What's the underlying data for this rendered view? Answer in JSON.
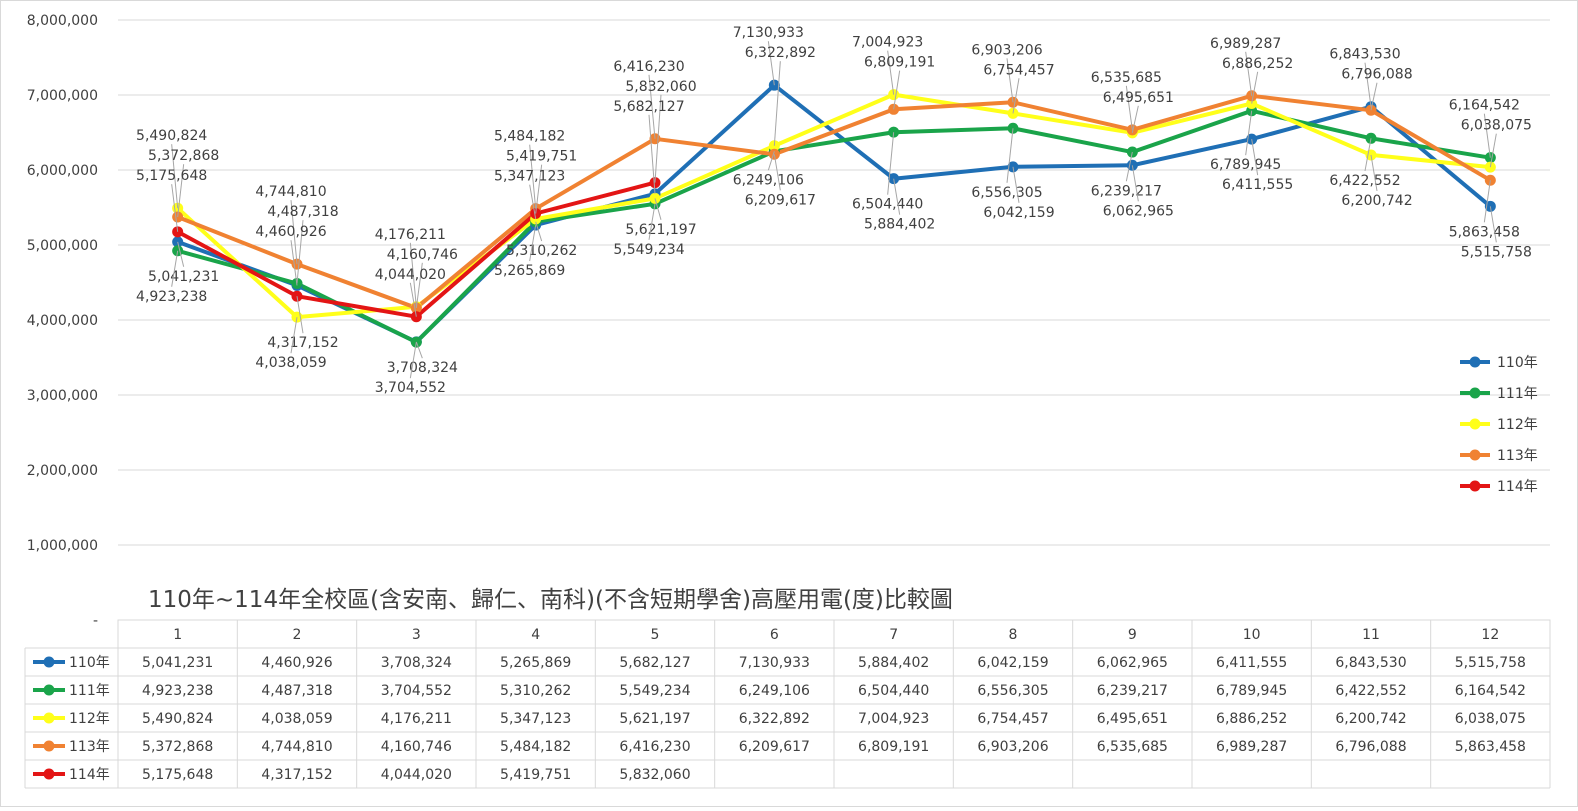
{
  "chart_data": {
    "type": "line",
    "title": "110年~114年全校區(含安南、歸仁、南科)(不含短期學舍)高壓用電(度)比較圖",
    "xlabel": "",
    "ylabel": "",
    "ylim": [
      0,
      8000000
    ],
    "y_ticks": [
      "8,000,000",
      "7,000,000",
      "6,000,000",
      "5,000,000",
      "4,000,000",
      "3,000,000",
      "2,000,000",
      "1,000,000",
      "-"
    ],
    "categories": [
      "1",
      "2",
      "3",
      "4",
      "5",
      "6",
      "7",
      "8",
      "9",
      "10",
      "11",
      "12"
    ],
    "grid": "horizontal",
    "legend_position": "right",
    "series": [
      {
        "name": "110年",
        "color": "#1f6fb5",
        "values": [
          5041231,
          4460926,
          3708324,
          5265869,
          5682127,
          7130933,
          5884402,
          6042159,
          6062965,
          6411555,
          6843530,
          5515758
        ],
        "labels": [
          "5,041,231",
          "4,460,926",
          "3,708,324",
          "5,265,869",
          "5,682,127",
          "7,130,933",
          "5,884,402",
          "6,042,159",
          "6,062,965",
          "6,411,555",
          "6,843,530",
          "5,515,758"
        ]
      },
      {
        "name": "111年",
        "color": "#1aa44a",
        "values": [
          4923238,
          4487318,
          3704552,
          5310262,
          5549234,
          6249106,
          6504440,
          6556305,
          6239217,
          6789945,
          6422552,
          6164542
        ],
        "labels": [
          "4,923,238",
          "4,487,318",
          "3,704,552",
          "5,310,262",
          "5,549,234",
          "6,249,106",
          "6,504,440",
          "6,556,305",
          "6,239,217",
          "6,789,945",
          "6,422,552",
          "6,164,542"
        ]
      },
      {
        "name": "112年",
        "color": "#ffff1a",
        "values": [
          5490824,
          4038059,
          4176211,
          5347123,
          5621197,
          6322892,
          7004923,
          6754457,
          6495651,
          6886252,
          6200742,
          6038075
        ],
        "labels": [
          "5,490,824",
          "4,038,059",
          "4,176,211",
          "5,347,123",
          "5,621,197",
          "6,322,892",
          "7,004,923",
          "6,754,457",
          "6,495,651",
          "6,886,252",
          "6,200,742",
          "6,038,075"
        ]
      },
      {
        "name": "113年",
        "color": "#f08232",
        "values": [
          5372868,
          4744810,
          4160746,
          5484182,
          6416230,
          6209617,
          6809191,
          6903206,
          6535685,
          6989287,
          6796088,
          5863458
        ],
        "labels": [
          "5,372,868",
          "4,744,810",
          "4,160,746",
          "5,484,182",
          "6,416,230",
          "6,209,617",
          "6,809,191",
          "6,903,206",
          "6,535,685",
          "6,989,287",
          "6,796,088",
          "5,863,458"
        ]
      },
      {
        "name": "114年",
        "color": "#e31515",
        "values": [
          5175648,
          4317152,
          4044020,
          5419751,
          5832060,
          null,
          null,
          null,
          null,
          null,
          null,
          null
        ],
        "labels": [
          "5,175,648",
          "4,317,152",
          "4,044,020",
          "5,419,751",
          "5,832,060",
          "",
          "",
          "",
          "",
          "",
          "",
          ""
        ]
      }
    ]
  }
}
☆ ☆ ☆ ☆ ☆ ☆ ☆
**REQUIRED WORK**
Pictures don't belong in the copy. Transcribe every record exactly as it appears.

**SOLUTION FOR THIS PROBLEM**
What's the underlying data for this rendered view? Answer in JSON.
{
  "chart_data": {
    "type": "line",
    "title": "110年~114年全校區(含安南、歸仁、南科)(不含短期學舍)高壓用電(度)比較圖",
    "xlabel": "",
    "ylabel": "",
    "ylim": [
      0,
      8000000
    ],
    "y_ticks": [
      "8,000,000",
      "7,000,000",
      "6,000,000",
      "5,000,000",
      "4,000,000",
      "3,000,000",
      "2,000,000",
      "1,000,000",
      "-"
    ],
    "categories": [
      "1",
      "2",
      "3",
      "4",
      "5",
      "6",
      "7",
      "8",
      "9",
      "10",
      "11",
      "12"
    ],
    "grid": "horizontal",
    "legend_position": "right",
    "series": [
      {
        "name": "110年",
        "color": "#1f6fb5",
        "values": [
          5041231,
          4460926,
          3708324,
          5265869,
          5682127,
          7130933,
          5884402,
          6042159,
          6062965,
          6411555,
          6843530,
          5515758
        ],
        "labels": [
          "5,041,231",
          "4,460,926",
          "3,708,324",
          "5,265,869",
          "5,682,127",
          "7,130,933",
          "5,884,402",
          "6,042,159",
          "6,062,965",
          "6,411,555",
          "6,843,530",
          "5,515,758"
        ]
      },
      {
        "name": "111年",
        "color": "#1aa44a",
        "values": [
          4923238,
          4487318,
          3704552,
          5310262,
          5549234,
          6249106,
          6504440,
          6556305,
          6239217,
          6789945,
          6422552,
          6164542
        ],
        "labels": [
          "4,923,238",
          "4,487,318",
          "3,704,552",
          "5,310,262",
          "5,549,234",
          "6,249,106",
          "6,504,440",
          "6,556,305",
          "6,239,217",
          "6,789,945",
          "6,422,552",
          "6,164,542"
        ]
      },
      {
        "name": "112年",
        "color": "#ffff1a",
        "values": [
          5490824,
          4038059,
          4176211,
          5347123,
          5621197,
          6322892,
          7004923,
          6754457,
          6495651,
          6886252,
          6200742,
          6038075
        ],
        "labels": [
          "5,490,824",
          "4,038,059",
          "4,176,211",
          "5,347,123",
          "5,621,197",
          "6,322,892",
          "7,004,923",
          "6,754,457",
          "6,495,651",
          "6,886,252",
          "6,200,742",
          "6,038,075"
        ]
      },
      {
        "name": "113年",
        "color": "#f08232",
        "values": [
          5372868,
          4744810,
          4160746,
          5484182,
          6416230,
          6209617,
          6809191,
          6903206,
          6535685,
          6989287,
          6796088,
          5863458
        ],
        "labels": [
          "5,372,868",
          "4,744,810",
          "4,160,746",
          "5,484,182",
          "6,416,230",
          "6,209,617",
          "6,809,191",
          "6,903,206",
          "6,535,685",
          "6,989,287",
          "6,796,088",
          "5,863,458"
        ]
      },
      {
        "name": "114年",
        "color": "#e31515",
        "values": [
          5175648,
          4317152,
          4044020,
          5419751,
          5832060,
          null,
          null,
          null,
          null,
          null,
          null,
          null
        ],
        "labels": [
          "5,175,648",
          "4,317,152",
          "4,044,020",
          "5,419,751",
          "5,832,060",
          "",
          "",
          "",
          "",
          "",
          "",
          ""
        ]
      }
    ]
  }
}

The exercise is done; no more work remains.